-- start EXTRACTED INFORMATION --

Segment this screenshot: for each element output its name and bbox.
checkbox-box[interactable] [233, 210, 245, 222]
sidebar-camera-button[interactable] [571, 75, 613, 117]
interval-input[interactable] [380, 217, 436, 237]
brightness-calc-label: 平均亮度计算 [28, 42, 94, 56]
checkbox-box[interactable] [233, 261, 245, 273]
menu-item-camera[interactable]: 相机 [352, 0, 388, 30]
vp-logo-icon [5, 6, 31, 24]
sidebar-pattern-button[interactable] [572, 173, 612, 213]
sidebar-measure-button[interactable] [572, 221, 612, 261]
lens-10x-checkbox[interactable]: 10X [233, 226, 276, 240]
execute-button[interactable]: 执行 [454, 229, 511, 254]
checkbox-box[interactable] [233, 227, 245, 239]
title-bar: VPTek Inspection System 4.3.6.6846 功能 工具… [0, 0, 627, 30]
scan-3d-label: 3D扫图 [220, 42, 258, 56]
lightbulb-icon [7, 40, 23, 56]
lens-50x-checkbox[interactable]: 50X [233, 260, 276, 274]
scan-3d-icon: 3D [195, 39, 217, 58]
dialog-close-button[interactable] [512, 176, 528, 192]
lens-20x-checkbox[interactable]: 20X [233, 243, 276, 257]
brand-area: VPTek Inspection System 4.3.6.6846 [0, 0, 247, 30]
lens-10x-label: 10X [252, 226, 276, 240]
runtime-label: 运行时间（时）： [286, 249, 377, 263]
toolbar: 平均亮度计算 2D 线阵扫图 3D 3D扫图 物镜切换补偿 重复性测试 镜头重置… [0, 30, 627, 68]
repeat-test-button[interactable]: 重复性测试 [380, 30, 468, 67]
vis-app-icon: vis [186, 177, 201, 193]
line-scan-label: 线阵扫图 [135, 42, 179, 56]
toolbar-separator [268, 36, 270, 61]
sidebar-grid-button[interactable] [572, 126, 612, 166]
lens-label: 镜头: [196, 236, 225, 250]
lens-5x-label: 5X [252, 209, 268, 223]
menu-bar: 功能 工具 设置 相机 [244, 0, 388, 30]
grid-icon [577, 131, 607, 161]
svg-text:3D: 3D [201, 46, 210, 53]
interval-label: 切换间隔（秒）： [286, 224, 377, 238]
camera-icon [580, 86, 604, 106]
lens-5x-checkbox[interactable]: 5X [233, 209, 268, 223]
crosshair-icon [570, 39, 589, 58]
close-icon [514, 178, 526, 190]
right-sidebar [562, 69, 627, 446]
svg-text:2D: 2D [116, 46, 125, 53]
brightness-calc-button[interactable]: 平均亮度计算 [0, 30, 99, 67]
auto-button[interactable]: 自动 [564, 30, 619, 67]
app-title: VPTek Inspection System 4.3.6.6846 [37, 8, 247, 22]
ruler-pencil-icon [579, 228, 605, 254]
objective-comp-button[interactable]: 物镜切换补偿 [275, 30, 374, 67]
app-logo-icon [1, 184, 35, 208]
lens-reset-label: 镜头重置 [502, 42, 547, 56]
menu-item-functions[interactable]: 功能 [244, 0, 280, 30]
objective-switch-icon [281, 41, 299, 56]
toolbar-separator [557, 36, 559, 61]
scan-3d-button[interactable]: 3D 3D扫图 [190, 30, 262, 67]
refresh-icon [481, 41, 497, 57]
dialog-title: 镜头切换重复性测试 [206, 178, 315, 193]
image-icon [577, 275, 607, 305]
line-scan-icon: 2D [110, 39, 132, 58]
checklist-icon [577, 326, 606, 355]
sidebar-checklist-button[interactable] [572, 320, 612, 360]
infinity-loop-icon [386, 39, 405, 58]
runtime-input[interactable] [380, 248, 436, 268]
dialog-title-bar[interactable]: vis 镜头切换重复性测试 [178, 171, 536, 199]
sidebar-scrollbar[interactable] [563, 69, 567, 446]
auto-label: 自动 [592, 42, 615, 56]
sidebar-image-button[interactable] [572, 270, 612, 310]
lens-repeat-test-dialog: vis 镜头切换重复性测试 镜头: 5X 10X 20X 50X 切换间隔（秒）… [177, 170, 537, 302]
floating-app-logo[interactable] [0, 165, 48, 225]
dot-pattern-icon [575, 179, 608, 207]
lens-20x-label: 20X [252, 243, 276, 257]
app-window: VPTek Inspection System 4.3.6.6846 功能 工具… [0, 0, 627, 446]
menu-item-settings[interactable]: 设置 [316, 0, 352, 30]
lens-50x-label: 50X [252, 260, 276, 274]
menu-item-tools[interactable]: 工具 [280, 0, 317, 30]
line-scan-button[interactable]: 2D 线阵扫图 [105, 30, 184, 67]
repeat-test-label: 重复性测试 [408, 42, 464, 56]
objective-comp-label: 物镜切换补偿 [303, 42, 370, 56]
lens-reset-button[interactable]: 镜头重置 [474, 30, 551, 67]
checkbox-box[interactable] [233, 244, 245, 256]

-- end EXTRACTED INFORMATION --

**WHAT YOU NEED TO DO**:
Please copy the listing above line for line, without changing anything.

**RESULT**:
Segment this screenshot: for each element output its name and bbox.
checkbox-box[interactable] [233, 210, 245, 222]
sidebar-camera-button[interactable] [571, 75, 613, 117]
interval-input[interactable] [380, 217, 436, 237]
brightness-calc-label: 平均亮度计算 [28, 42, 94, 56]
checkbox-box[interactable] [233, 261, 245, 273]
menu-item-camera[interactable]: 相机 [352, 0, 388, 30]
vp-logo-icon [5, 6, 31, 24]
sidebar-pattern-button[interactable] [572, 173, 612, 213]
sidebar-measure-button[interactable] [572, 221, 612, 261]
lens-10x-checkbox[interactable]: 10X [233, 226, 276, 240]
execute-button[interactable]: 执行 [454, 229, 511, 254]
checkbox-box[interactable] [233, 227, 245, 239]
title-bar: VPTek Inspection System 4.3.6.6846 功能 工具… [0, 0, 627, 30]
scan-3d-label: 3D扫图 [220, 42, 258, 56]
lightbulb-icon [7, 40, 23, 56]
lens-50x-checkbox[interactable]: 50X [233, 260, 276, 274]
scan-3d-icon: 3D [195, 39, 217, 58]
dialog-close-button[interactable] [512, 176, 528, 192]
lens-20x-checkbox[interactable]: 20X [233, 243, 276, 257]
brand-area: VPTek Inspection System 4.3.6.6846 [0, 0, 247, 30]
lens-10x-label: 10X [252, 226, 276, 240]
runtime-label: 运行时间（时）： [286, 249, 377, 263]
toolbar: 平均亮度计算 2D 线阵扫图 3D 3D扫图 物镜切换补偿 重复性测试 镜头重置… [0, 30, 627, 68]
repeat-test-button[interactable]: 重复性测试 [380, 30, 468, 67]
vis-app-icon: vis [186, 177, 201, 193]
line-scan-label: 线阵扫图 [135, 42, 179, 56]
toolbar-separator [268, 36, 270, 61]
sidebar-grid-button[interactable] [572, 126, 612, 166]
lens-label: 镜头: [196, 236, 225, 250]
lens-5x-label: 5X [252, 209, 268, 223]
menu-bar: 功能 工具 设置 相机 [244, 0, 388, 30]
grid-icon [577, 131, 607, 161]
svg-text:3D: 3D [201, 46, 210, 53]
interval-label: 切换间隔（秒）： [286, 224, 377, 238]
camera-icon [580, 86, 604, 106]
lens-5x-checkbox[interactable]: 5X [233, 209, 268, 223]
crosshair-icon [570, 39, 589, 58]
close-icon [514, 178, 526, 190]
right-sidebar [562, 69, 627, 446]
svg-text:2D: 2D [116, 46, 125, 53]
brightness-calc-button[interactable]: 平均亮度计算 [0, 30, 99, 67]
auto-button[interactable]: 自动 [564, 30, 619, 67]
app-title: VPTek Inspection System 4.3.6.6846 [37, 8, 247, 22]
ruler-pencil-icon [579, 228, 605, 254]
objective-comp-button[interactable]: 物镜切换补偿 [275, 30, 374, 67]
app-logo-icon [1, 184, 35, 208]
lens-reset-label: 镜头重置 [502, 42, 547, 56]
menu-item-functions[interactable]: 功能 [244, 0, 280, 30]
objective-switch-icon [281, 41, 299, 56]
toolbar-separator [557, 36, 559, 61]
scan-3d-button[interactable]: 3D 3D扫图 [190, 30, 262, 67]
refresh-icon [481, 41, 497, 57]
dialog-title: 镜头切换重复性测试 [206, 178, 315, 193]
image-icon [577, 275, 607, 305]
line-scan-icon: 2D [110, 39, 132, 58]
checklist-icon [577, 326, 606, 355]
sidebar-checklist-button[interactable] [572, 320, 612, 360]
infinity-loop-icon [386, 39, 405, 58]
runtime-input[interactable] [380, 248, 436, 268]
dialog-title-bar[interactable]: vis 镜头切换重复性测试 [178, 171, 536, 199]
sidebar-scrollbar[interactable] [563, 69, 567, 446]
auto-label: 自动 [592, 42, 615, 56]
sidebar-image-button[interactable] [572, 270, 612, 310]
lens-repeat-test-dialog: vis 镜头切换重复性测试 镜头: 5X 10X 20X 50X 切换间隔（秒）… [177, 170, 537, 302]
floating-app-logo[interactable] [0, 165, 48, 225]
dot-pattern-icon [575, 179, 608, 207]
lens-20x-label: 20X [252, 243, 276, 257]
app-window: VPTek Inspection System 4.3.6.6846 功能 工具… [0, 0, 627, 446]
menu-item-settings[interactable]: 设置 [316, 0, 352, 30]
lens-50x-label: 50X [252, 260, 276, 274]
menu-item-tools[interactable]: 工具 [280, 0, 317, 30]
line-scan-button[interactable]: 2D 线阵扫图 [105, 30, 184, 67]
repeat-test-label: 重复性测试 [408, 42, 464, 56]
objective-comp-label: 物镜切换补偿 [303, 42, 370, 56]
lens-reset-button[interactable]: 镜头重置 [474, 30, 551, 67]
checkbox-box[interactable] [233, 244, 245, 256]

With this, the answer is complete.